**What is required:**
Make an exact copy of the records, with the images left out.
-- Supplied material start --
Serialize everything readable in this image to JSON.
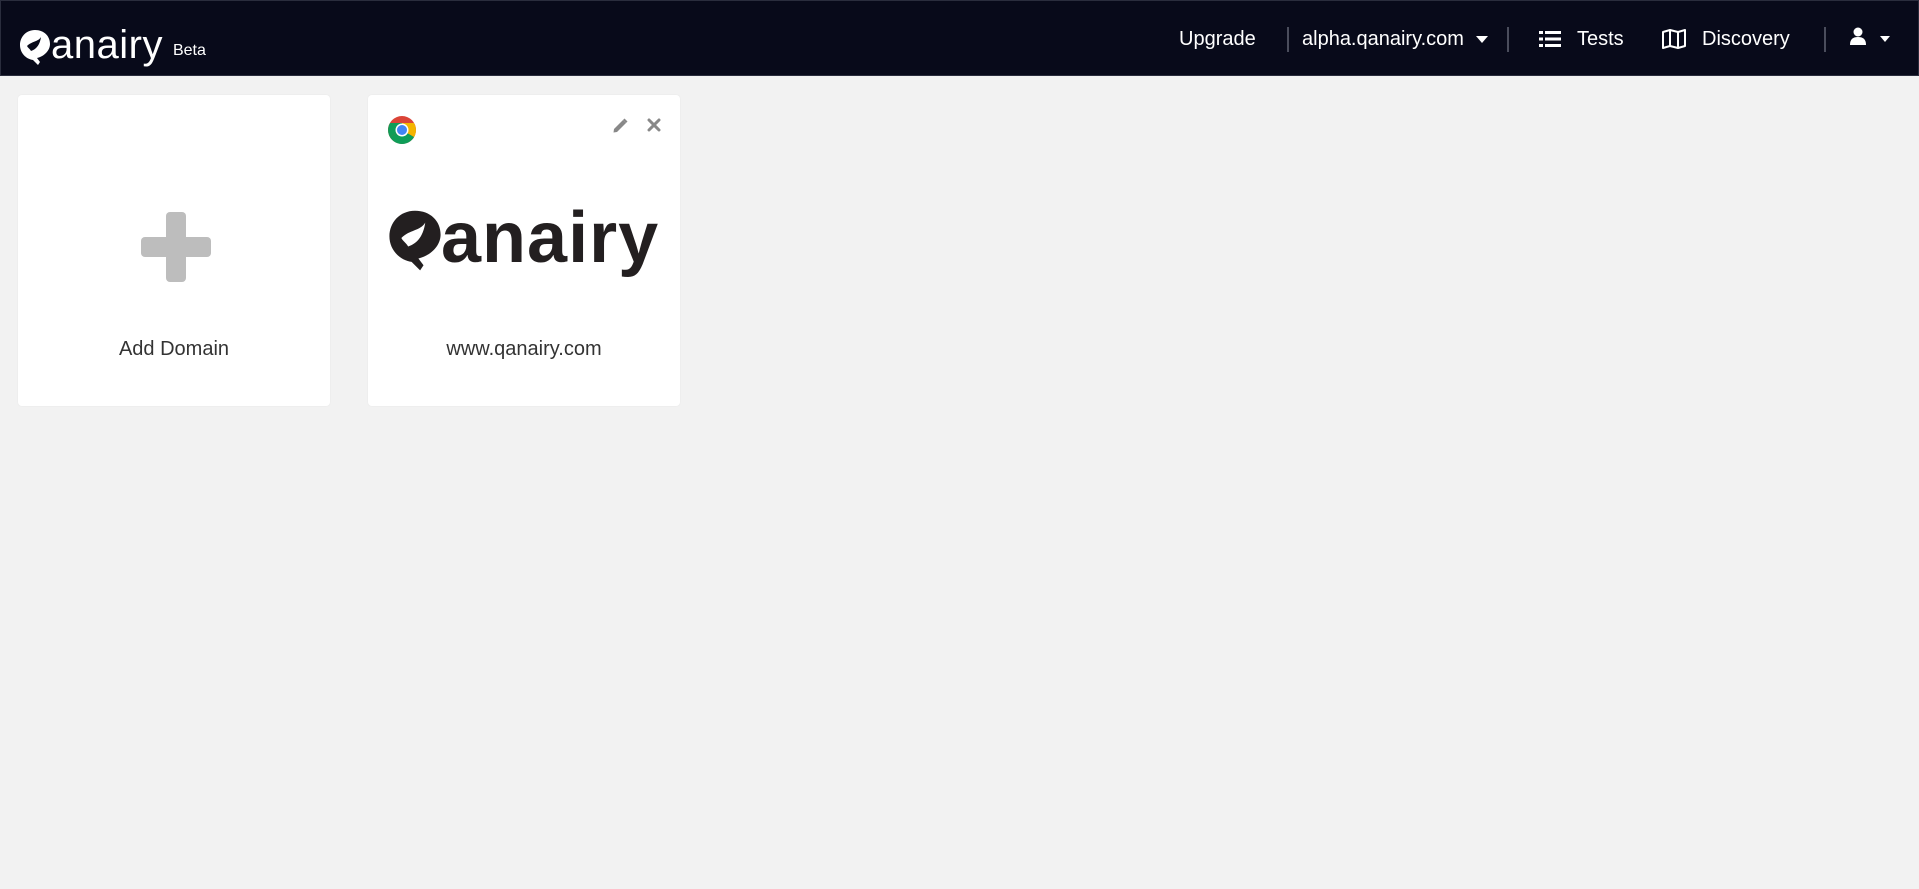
{
  "navbar": {
    "brand_name": "anairy",
    "beta_label": "Beta",
    "upgrade_label": "Upgrade",
    "domain_selector": "alpha.qanairy.com",
    "tests_label": "Tests",
    "discovery_label": "Discovery",
    "icons": [
      "bird-q-logo",
      "caret-down-icon",
      "list-icon",
      "map-icon",
      "user-icon"
    ],
    "background_color": "#080a1a"
  },
  "cards": {
    "add_domain": {
      "label": "Add Domain",
      "icon": "plus-icon",
      "icon_color": "#bdbdbd"
    },
    "domain": {
      "url": "www.qanairy.com",
      "browser_icon": "chrome-icon",
      "logo_word": "anairy",
      "actions": [
        "pencil-icon",
        "close-icon"
      ]
    }
  },
  "page_background": "#f2f2f2"
}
-- Supplied material end --
**Expected answer:**
Serialize everything readable in this image to JSON.
{
  "navbar": {
    "brand_name": "anairy",
    "beta_label": "Beta",
    "upgrade_label": "Upgrade",
    "domain_selector": "alpha.qanairy.com",
    "tests_label": "Tests",
    "discovery_label": "Discovery",
    "icons": [
      "bird-q-logo",
      "caret-down-icon",
      "list-icon",
      "map-icon",
      "user-icon"
    ],
    "background_color": "#080a1a"
  },
  "cards": {
    "add_domain": {
      "label": "Add Domain",
      "icon": "plus-icon",
      "icon_color": "#bdbdbd"
    },
    "domain": {
      "url": "www.qanairy.com",
      "browser_icon": "chrome-icon",
      "logo_word": "anairy",
      "actions": [
        "pencil-icon",
        "close-icon"
      ]
    }
  },
  "page_background": "#f2f2f2"
}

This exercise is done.